(Data extract)
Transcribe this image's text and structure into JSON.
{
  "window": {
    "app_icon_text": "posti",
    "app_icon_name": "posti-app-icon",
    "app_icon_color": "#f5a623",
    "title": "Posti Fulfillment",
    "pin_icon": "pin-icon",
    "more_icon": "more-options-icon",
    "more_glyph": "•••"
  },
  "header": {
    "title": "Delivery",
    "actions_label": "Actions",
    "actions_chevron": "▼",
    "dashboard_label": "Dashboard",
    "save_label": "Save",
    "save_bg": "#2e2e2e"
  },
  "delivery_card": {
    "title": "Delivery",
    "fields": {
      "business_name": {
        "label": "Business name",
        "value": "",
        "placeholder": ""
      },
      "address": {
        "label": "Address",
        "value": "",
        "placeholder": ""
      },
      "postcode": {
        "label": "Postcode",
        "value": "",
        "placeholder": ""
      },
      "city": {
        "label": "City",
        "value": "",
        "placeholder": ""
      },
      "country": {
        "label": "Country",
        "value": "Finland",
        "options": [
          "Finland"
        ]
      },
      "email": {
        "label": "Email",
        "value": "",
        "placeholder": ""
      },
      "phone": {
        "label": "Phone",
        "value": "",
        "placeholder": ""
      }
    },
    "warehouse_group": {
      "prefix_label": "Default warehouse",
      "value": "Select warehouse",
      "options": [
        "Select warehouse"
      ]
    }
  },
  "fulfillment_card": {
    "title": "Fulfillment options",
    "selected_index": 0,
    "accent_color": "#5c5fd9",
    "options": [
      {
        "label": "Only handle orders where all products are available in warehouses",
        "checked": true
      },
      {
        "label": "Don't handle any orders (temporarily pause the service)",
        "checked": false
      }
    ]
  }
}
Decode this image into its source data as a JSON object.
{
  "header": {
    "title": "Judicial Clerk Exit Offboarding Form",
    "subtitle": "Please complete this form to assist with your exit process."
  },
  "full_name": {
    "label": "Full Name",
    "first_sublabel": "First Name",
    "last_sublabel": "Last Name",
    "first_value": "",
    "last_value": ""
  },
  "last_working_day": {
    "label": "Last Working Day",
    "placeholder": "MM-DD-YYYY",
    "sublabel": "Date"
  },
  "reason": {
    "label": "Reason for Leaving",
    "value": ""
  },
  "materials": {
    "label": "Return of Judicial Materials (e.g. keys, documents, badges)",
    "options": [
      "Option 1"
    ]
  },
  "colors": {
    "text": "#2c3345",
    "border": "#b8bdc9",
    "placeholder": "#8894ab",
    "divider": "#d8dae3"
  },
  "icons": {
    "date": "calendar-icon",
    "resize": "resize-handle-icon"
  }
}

...

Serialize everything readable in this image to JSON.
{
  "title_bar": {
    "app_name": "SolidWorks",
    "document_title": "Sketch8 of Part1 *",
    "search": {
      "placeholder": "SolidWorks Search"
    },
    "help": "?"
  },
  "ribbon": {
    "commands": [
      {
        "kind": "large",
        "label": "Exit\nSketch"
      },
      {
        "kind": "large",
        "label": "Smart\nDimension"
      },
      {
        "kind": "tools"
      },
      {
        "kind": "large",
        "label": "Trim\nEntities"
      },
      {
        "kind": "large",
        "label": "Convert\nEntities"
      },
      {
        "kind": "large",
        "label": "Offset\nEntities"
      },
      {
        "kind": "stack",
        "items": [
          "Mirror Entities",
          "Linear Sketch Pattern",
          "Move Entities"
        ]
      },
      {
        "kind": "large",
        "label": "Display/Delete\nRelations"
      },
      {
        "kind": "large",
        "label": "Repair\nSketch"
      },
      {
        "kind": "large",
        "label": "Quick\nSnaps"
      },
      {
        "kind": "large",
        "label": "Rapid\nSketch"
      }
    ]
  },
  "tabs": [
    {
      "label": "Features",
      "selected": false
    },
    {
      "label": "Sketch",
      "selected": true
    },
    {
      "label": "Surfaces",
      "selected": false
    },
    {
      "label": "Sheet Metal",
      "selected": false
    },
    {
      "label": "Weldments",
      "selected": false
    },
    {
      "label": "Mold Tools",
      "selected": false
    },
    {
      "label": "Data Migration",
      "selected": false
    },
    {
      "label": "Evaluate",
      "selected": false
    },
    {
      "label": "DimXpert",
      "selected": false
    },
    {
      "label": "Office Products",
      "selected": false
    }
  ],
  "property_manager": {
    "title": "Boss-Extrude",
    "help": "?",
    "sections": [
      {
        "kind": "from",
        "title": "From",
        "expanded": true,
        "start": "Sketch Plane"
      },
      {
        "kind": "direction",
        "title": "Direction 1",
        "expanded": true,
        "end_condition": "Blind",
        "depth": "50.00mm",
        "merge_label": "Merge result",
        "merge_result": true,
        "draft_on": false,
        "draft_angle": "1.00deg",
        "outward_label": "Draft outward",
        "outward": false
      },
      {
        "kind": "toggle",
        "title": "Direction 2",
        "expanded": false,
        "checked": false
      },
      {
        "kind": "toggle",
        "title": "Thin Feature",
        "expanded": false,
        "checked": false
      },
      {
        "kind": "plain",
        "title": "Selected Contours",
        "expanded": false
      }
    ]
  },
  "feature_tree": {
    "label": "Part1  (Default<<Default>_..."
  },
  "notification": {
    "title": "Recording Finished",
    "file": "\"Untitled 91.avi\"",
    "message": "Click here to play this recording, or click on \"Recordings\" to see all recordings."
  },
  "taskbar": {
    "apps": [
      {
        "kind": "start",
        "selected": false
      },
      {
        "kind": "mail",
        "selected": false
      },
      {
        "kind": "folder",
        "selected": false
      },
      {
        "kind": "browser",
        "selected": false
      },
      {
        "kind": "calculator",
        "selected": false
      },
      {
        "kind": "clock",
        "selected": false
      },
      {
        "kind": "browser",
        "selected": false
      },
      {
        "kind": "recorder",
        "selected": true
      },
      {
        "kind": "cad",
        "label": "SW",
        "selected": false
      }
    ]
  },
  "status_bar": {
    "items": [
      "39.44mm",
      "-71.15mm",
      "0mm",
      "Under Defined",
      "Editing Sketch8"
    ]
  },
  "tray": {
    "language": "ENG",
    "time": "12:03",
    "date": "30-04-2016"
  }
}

(Given task)
Look over the material above and show each line where "options" appears.

(Output below)
    "more_icon": "more-options-icon",
        "options": [
      "options": [
    "title": "Fulfillment options",
    "options": [
    "options": [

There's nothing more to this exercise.